GIVEN EXERCISE ::
Reproduce the material in full, unchanged.

== RECORD SET ==

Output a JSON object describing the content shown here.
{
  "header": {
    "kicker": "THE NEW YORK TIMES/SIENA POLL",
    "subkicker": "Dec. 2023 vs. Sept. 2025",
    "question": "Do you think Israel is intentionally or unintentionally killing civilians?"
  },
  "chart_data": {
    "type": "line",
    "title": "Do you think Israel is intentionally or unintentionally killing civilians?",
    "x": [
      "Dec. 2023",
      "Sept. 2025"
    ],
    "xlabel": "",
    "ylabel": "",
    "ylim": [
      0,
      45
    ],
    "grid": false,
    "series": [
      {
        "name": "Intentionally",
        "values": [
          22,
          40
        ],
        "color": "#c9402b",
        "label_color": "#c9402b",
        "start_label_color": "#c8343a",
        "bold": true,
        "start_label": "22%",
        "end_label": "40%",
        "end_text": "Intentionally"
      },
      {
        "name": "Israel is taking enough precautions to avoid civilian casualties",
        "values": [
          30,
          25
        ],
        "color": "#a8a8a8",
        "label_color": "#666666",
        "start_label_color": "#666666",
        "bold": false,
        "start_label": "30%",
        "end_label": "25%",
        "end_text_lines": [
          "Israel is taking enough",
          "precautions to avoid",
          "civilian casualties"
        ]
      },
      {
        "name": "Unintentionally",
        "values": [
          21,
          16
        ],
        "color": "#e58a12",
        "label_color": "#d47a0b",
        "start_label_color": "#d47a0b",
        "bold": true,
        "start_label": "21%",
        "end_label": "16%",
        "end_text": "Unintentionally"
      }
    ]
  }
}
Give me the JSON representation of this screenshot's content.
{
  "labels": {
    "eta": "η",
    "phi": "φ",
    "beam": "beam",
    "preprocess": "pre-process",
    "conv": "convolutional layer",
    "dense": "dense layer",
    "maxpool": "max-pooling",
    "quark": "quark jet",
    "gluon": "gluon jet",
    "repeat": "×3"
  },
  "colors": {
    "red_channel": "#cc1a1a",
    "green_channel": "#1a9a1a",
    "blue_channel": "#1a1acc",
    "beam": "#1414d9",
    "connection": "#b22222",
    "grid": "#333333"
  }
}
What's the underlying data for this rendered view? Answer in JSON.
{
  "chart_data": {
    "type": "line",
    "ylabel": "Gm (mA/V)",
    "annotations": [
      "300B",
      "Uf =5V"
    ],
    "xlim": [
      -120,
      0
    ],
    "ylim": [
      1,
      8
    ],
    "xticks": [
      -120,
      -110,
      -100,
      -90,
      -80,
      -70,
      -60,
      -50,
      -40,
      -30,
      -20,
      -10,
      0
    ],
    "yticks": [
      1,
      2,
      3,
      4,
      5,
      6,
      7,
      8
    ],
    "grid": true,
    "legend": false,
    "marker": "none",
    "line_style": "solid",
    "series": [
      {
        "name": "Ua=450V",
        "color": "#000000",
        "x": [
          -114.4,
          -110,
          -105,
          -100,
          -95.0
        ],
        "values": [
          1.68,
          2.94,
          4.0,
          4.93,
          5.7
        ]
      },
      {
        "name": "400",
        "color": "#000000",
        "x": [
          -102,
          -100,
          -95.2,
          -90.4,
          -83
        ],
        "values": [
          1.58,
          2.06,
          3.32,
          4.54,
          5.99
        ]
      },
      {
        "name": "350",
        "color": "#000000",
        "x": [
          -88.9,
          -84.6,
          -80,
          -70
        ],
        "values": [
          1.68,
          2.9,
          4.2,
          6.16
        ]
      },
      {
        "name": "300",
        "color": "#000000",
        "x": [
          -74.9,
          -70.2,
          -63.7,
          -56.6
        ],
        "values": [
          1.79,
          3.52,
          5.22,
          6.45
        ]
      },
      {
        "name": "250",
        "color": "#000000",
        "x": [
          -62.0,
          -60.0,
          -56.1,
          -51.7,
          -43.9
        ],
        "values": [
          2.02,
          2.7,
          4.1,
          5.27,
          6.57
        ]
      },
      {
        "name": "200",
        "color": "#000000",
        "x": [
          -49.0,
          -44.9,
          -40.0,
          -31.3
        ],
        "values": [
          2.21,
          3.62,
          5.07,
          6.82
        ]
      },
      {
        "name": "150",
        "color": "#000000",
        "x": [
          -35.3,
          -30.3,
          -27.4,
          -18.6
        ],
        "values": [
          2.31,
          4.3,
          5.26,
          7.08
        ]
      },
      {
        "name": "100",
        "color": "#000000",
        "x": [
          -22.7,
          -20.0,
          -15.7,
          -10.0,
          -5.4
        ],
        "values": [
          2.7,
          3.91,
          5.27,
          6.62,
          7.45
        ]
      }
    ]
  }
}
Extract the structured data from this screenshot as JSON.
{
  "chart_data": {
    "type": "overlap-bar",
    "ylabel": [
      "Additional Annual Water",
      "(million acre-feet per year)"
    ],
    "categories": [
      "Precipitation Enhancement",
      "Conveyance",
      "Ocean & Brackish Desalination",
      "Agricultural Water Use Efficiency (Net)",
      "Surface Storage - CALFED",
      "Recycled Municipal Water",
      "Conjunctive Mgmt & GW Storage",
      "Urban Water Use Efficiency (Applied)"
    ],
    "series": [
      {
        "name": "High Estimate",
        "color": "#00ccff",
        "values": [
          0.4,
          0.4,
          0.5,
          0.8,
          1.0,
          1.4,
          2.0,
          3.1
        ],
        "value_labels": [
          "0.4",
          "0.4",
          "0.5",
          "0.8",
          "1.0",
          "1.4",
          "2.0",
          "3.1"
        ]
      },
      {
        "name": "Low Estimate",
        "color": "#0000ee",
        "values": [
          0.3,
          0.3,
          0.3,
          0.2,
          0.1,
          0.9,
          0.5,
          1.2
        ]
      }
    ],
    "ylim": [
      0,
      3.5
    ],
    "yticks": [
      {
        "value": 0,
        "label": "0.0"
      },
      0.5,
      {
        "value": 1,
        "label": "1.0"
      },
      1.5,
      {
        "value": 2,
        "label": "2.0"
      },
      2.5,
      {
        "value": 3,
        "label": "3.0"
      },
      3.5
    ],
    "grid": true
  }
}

===

EXERCISE RESULT ::
Output a JSON object describing the content shown here.
{
  "header": {
    "kicker": "THE NEW YORK TIMES/SIENA POLL",
    "subkicker": "Dec. 2023 vs. Sept. 2025",
    "question": "Do you think Israel is intentionally or unintentionally killing civilians?"
  },
  "chart_data": {
    "type": "line",
    "title": "Do you think Israel is intentionally or unintentionally killing civilians?",
    "x": [
      "Dec. 2023",
      "Sept. 2025"
    ],
    "xlabel": "",
    "ylabel": "",
    "ylim": [
      0,
      45
    ],
    "grid": false,
    "series": [
      {
        "name": "Intentionally",
        "values": [
          22,
          40
        ],
        "color": "#c9402b",
        "label_color": "#c9402b",
        "start_label_color": "#c8343a",
        "bold": true,
        "start_label": "22%",
        "end_label": "40%",
        "end_text": "Intentionally"
      },
      {
        "name": "Israel is taking enough precautions to avoid civilian casualties",
        "values": [
          30,
          25
        ],
        "color": "#a8a8a8",
        "label_color": "#666666",
        "start_label_color": "#666666",
        "bold": false,
        "start_label": "30%",
        "end_label": "25%",
        "end_text_lines": [
          "Israel is taking enough",
          "precautions to avoid",
          "civilian casualties"
        ]
      },
      {
        "name": "Unintentionally",
        "values": [
          21,
          16
        ],
        "color": "#e58a12",
        "label_color": "#d47a0b",
        "start_label_color": "#d47a0b",
        "bold": true,
        "start_label": "21%",
        "end_label": "16%",
        "end_text": "Unintentionally"
      }
    ]
  }
}
Give me the JSON representation of this screenshot's content.
{
  "labels": {
    "eta": "η",
    "phi": "φ",
    "beam": "beam",
    "preprocess": "pre-process",
    "conv": "convolutional layer",
    "dense": "dense layer",
    "maxpool": "max-pooling",
    "quark": "quark jet",
    "gluon": "gluon jet",
    "repeat": "×3"
  },
  "colors": {
    "red_channel": "#cc1a1a",
    "green_channel": "#1a9a1a",
    "blue_channel": "#1a1acc",
    "beam": "#1414d9",
    "connection": "#b22222",
    "grid": "#333333"
  }
}
What's the underlying data for this rendered view? Answer in JSON.
{
  "chart_data": {
    "type": "line",
    "ylabel": "Gm (mA/V)",
    "annotations": [
      "300B",
      "Uf =5V"
    ],
    "xlim": [
      -120,
      0
    ],
    "ylim": [
      1,
      8
    ],
    "xticks": [
      -120,
      -110,
      -100,
      -90,
      -80,
      -70,
      -60,
      -50,
      -40,
      -30,
      -20,
      -10,
      0
    ],
    "yticks": [
      1,
      2,
      3,
      4,
      5,
      6,
      7,
      8
    ],
    "grid": true,
    "legend": false,
    "marker": "none",
    "line_style": "solid",
    "series": [
      {
        "name": "Ua=450V",
        "color": "#000000",
        "x": [
          -114.4,
          -110,
          -105,
          -100,
          -95.0
        ],
        "values": [
          1.68,
          2.94,
          4.0,
          4.93,
          5.7
        ]
      },
      {
        "name": "400",
        "color": "#000000",
        "x": [
          -102,
          -100,
          -95.2,
          -90.4,
          -83
        ],
        "values": [
          1.58,
          2.06,
          3.32,
          4.54,
          5.99
        ]
      },
      {
        "name": "350",
        "color": "#000000",
        "x": [
          -88.9,
          -84.6,
          -80,
          -70
        ],
        "values": [
          1.68,
          2.9,
          4.2,
          6.16
        ]
      },
      {
        "name": "300",
        "color": "#000000",
        "x": [
          -74.9,
          -70.2,
          -63.7,
          -56.6
        ],
        "values": [
          1.79,
          3.52,
          5.22,
          6.45
        ]
      },
      {
        "name": "250",
        "color": "#000000",
        "x": [
          -62.0,
          -60.0,
          -56.1,
          -51.7,
          -43.9
        ],
        "values": [
          2.02,
          2.7,
          4.1,
          5.27,
          6.57
        ]
      },
      {
        "name": "200",
        "color": "#000000",
        "x": [
          -49.0,
          -44.9,
          -40.0,
          -31.3
        ],
        "values": [
          2.21,
          3.62,
          5.07,
          6.82
        ]
      },
      {
        "name": "150",
        "color": "#000000",
        "x": [
          -35.3,
          -30.3,
          -27.4,
          -18.6
        ],
        "values": [
          2.31,
          4.3,
          5.26,
          7.08
        ]
      },
      {
        "name": "100",
        "color": "#000000",
        "x": [
          -22.7,
          -20.0,
          -15.7,
          -10.0,
          -5.4
        ],
        "values": [
          2.7,
          3.91,
          5.27,
          6.62,
          7.45
        ]
      }
    ]
  }
}
Extract the structured data from this screenshot as JSON.
{
  "chart_data": {
    "type": "overlap-bar",
    "ylabel": [
      "Additional Annual Water",
      "(million acre-feet per year)"
    ],
    "categories": [
      "Precipitation Enhancement",
      "Conveyance",
      "Ocean & Brackish Desalination",
      "Agricultural Water Use Efficiency (Net)",
      "Surface Storage - CALFED",
      "Recycled Municipal Water",
      "Conjunctive Mgmt & GW Storage",
      "Urban Water Use Efficiency (Applied)"
    ],
    "series": [
      {
        "name": "High Estimate",
        "color": "#00ccff",
        "values": [
          0.4,
          0.4,
          0.5,
          0.8,
          1.0,
          1.4,
          2.0,
          3.1
        ],
        "value_labels": [
          "0.4",
          "0.4",
          "0.5",
          "0.8",
          "1.0",
          "1.4",
          "2.0",
          "3.1"
        ]
      },
      {
        "name": "Low Estimate",
        "color": "#0000ee",
        "values": [
          0.3,
          0.3,
          0.3,
          0.2,
          0.1,
          0.9,
          0.5,
          1.2
        ]
      }
    ],
    "ylim": [
      0,
      3.5
    ],
    "yticks": [
      {
        "value": 0,
        "label": "0.0"
      },
      0.5,
      {
        "value": 1,
        "label": "1.0"
      },
      1.5,
      {
        "value": 2,
        "label": "2.0"
      },
      2.5,
      {
        "value": 3,
        "label": "3.0"
      },
      3.5
    ],
    "grid": true
  }
}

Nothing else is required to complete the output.